» **What the task asks**:
Scan the data below and pick out the lines containing the word "размыва".

Collected data entries:
--

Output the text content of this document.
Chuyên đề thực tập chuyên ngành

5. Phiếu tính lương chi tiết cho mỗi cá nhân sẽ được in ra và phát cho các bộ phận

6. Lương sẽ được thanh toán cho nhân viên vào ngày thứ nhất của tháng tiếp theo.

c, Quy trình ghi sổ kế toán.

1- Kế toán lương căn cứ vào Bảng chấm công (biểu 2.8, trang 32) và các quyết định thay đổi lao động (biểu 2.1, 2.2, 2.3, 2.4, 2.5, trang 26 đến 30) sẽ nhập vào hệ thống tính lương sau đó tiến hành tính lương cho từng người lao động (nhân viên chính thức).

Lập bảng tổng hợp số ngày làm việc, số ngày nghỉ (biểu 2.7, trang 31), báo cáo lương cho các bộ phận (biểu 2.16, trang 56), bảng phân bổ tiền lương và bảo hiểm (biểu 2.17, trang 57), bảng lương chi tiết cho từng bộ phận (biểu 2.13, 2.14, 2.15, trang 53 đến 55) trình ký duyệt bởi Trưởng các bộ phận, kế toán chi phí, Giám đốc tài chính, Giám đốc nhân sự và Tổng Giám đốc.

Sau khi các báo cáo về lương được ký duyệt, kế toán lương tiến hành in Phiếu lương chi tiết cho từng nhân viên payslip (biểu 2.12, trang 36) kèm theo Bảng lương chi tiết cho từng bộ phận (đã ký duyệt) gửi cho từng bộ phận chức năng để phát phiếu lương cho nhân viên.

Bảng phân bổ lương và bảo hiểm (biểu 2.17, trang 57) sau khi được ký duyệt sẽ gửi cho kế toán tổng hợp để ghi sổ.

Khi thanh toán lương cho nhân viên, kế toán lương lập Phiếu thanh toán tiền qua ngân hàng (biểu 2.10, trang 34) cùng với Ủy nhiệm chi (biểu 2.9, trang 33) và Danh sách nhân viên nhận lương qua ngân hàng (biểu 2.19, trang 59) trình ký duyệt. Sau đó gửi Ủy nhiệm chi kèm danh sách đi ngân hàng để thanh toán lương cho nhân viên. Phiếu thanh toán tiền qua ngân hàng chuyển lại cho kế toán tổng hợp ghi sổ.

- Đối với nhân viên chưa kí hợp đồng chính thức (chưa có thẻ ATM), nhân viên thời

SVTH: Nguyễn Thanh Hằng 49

--

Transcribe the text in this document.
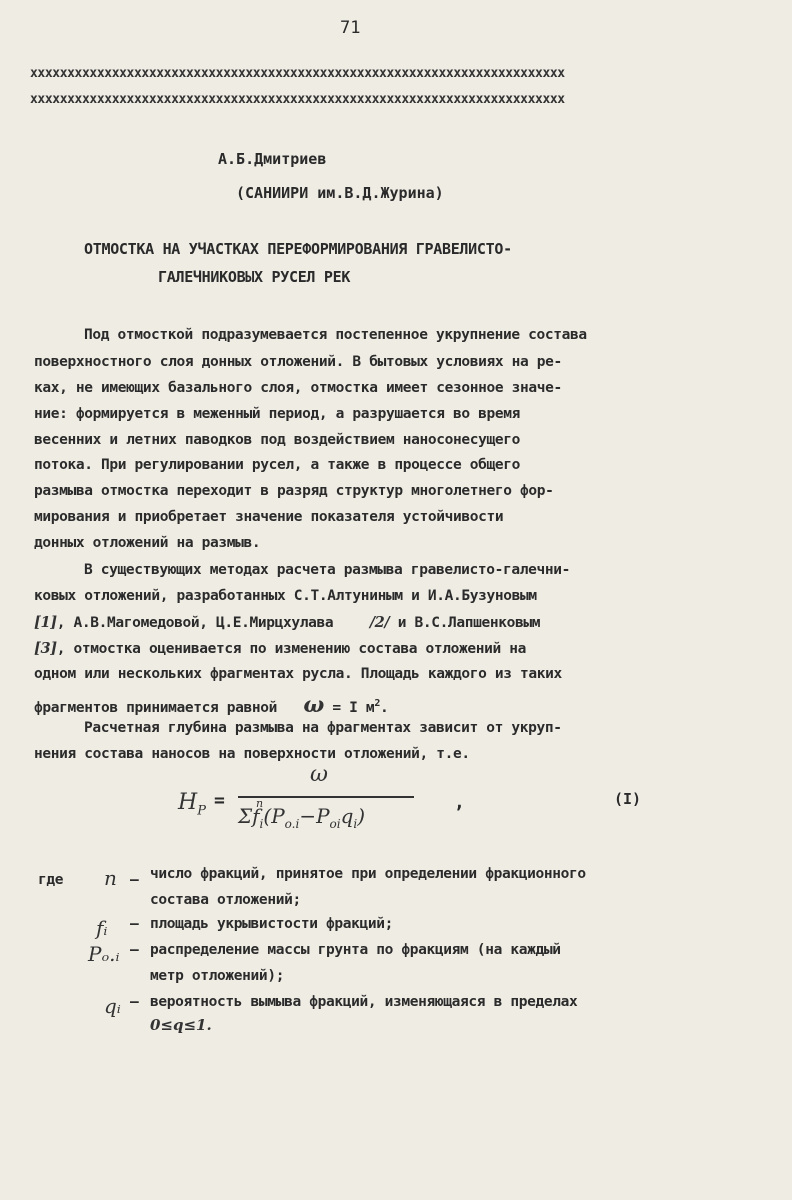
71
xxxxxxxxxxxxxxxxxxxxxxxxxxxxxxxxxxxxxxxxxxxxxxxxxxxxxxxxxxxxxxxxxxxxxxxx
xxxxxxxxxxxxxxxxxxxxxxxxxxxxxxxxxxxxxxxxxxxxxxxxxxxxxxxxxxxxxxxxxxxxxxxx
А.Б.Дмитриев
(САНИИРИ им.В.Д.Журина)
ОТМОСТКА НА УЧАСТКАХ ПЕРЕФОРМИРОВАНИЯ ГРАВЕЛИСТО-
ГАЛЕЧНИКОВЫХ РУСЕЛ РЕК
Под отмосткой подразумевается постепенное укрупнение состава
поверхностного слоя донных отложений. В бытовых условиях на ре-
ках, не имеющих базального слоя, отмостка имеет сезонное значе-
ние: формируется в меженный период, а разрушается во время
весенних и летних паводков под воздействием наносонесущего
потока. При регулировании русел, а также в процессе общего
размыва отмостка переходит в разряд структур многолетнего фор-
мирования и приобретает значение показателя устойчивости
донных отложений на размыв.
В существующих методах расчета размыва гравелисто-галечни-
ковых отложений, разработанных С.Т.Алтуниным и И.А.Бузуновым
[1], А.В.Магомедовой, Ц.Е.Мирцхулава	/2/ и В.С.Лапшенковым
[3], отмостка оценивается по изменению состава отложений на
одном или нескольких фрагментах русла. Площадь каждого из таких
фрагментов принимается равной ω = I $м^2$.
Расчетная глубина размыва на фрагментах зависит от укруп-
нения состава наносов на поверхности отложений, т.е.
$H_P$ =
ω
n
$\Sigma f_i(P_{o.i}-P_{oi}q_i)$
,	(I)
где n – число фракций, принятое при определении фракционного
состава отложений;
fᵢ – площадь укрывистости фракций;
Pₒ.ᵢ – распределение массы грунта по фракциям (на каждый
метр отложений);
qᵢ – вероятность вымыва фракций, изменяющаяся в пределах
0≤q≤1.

--

» **Exercise response**:
размыва отмостка переходит в разряд структур многолетнего фор-
В существующих методах расчета размыва гравелисто-галечни-
Расчетная глубина размыва на фрагментах зависит от укруп-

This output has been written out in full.